▶ [TASK PROMPT]:
Can you repeat the records below with every "Survey" swapped for "Poll", keep everything else unchanged, and leave out the pictures?

▶ [DATA FOR THIS EXERCISE]:
■ ■ ■ ■ ■ ■ ■

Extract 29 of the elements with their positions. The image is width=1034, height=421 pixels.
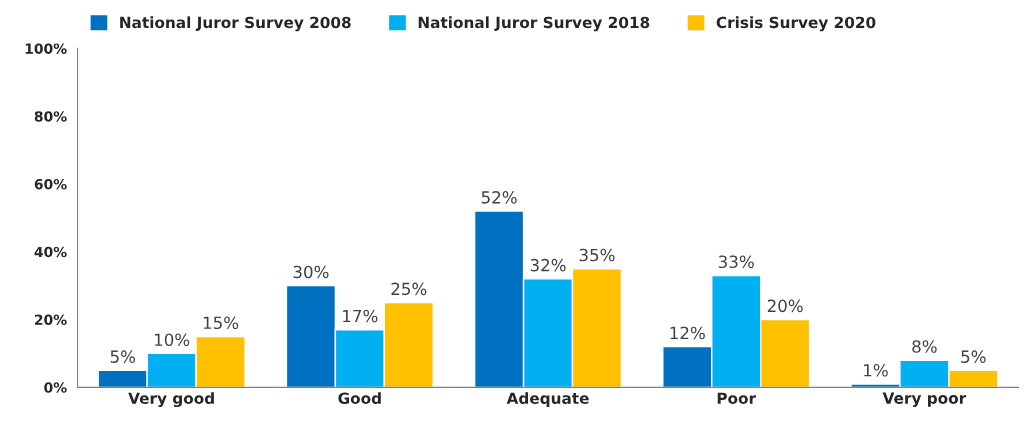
y-tick-label: 0% xyxy=(44,382,67,393)
data-label: 52% xyxy=(481,191,517,204)
data-label: 15% xyxy=(203,316,239,330)
data-label: 17% xyxy=(343,309,378,323)
data-label: 8% xyxy=(912,340,937,353)
y-tick-label: 40% xyxy=(34,246,67,258)
x-tick-label: Good xyxy=(338,392,381,405)
data-label: 30% xyxy=(293,265,329,279)
data-label: 32% xyxy=(530,258,566,272)
legend-label: National Juror Survey 2008 xyxy=(120,16,351,32)
x-tick-label: Poor xyxy=(717,392,757,405)
y-tick-label: 100% xyxy=(25,43,67,54)
data-label: 25% xyxy=(391,282,427,296)
data-label: 1% xyxy=(864,363,888,377)
legend-label: Crisis Survey 2020 xyxy=(716,16,876,32)
x-tick-label: Adequate xyxy=(506,392,589,407)
y-tick-label: 20% xyxy=(34,314,67,326)
data-label: 20% xyxy=(767,299,803,313)
x-tick-label: Very good xyxy=(128,392,214,408)
data-label: 35% xyxy=(579,248,615,262)
data-label: 5% xyxy=(110,350,136,363)
data-label: 10% xyxy=(154,333,190,347)
y-tick-label: 60% xyxy=(34,178,67,190)
y-tick-label: 80% xyxy=(34,111,67,122)
data-label: 12% xyxy=(670,326,705,340)
data-label: 5% xyxy=(961,350,986,363)
data-label: 33% xyxy=(718,255,754,269)
legend-label: National Juror Survey 2018 xyxy=(418,16,650,32)
x-tick-label: Very poor xyxy=(882,392,967,407)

■ ■ ■ ■ ■ ■ ■

▶ [REPLY TO THE EXERCISE]:
Extract 29 of the elements with their positions. The image is width=1034, height=421 pixels.
y-tick-label: 0% xyxy=(44,382,67,393)
data-label: 52% xyxy=(481,191,517,204)
data-label: 15% xyxy=(203,316,239,330)
data-label: 17% xyxy=(343,309,378,323)
data-label: 8% xyxy=(912,340,937,353)
y-tick-label: 40% xyxy=(34,246,67,258)
x-tick-label: Good xyxy=(338,392,381,405)
data-label: 30% xyxy=(293,265,329,279)
data-label: 32% xyxy=(530,258,566,272)
legend-label: National Juror Poll 2008 xyxy=(120,16,351,32)
x-tick-label: Poor xyxy=(717,392,757,405)
y-tick-label: 100% xyxy=(25,43,67,54)
data-label: 25% xyxy=(391,282,427,296)
data-label: 1% xyxy=(864,363,888,377)
legend-label: Crisis Poll 2020 xyxy=(716,16,876,32)
x-tick-label: Adequate xyxy=(506,392,589,407)
y-tick-label: 20% xyxy=(34,314,67,326)
data-label: 20% xyxy=(767,299,803,313)
x-tick-label: Very good xyxy=(128,392,214,408)
data-label: 35% xyxy=(579,248,615,262)
data-label: 5% xyxy=(110,350,136,363)
data-label: 10% xyxy=(154,333,190,347)
y-tick-label: 60% xyxy=(34,178,67,190)
y-tick-label: 80% xyxy=(34,111,67,122)
data-label: 12% xyxy=(670,326,705,340)
data-label: 5% xyxy=(961,350,986,363)
data-label: 33% xyxy=(718,255,754,269)
legend-label: National Juror Poll 2018 xyxy=(418,16,650,32)
x-tick-label: Very poor xyxy=(882,392,967,407)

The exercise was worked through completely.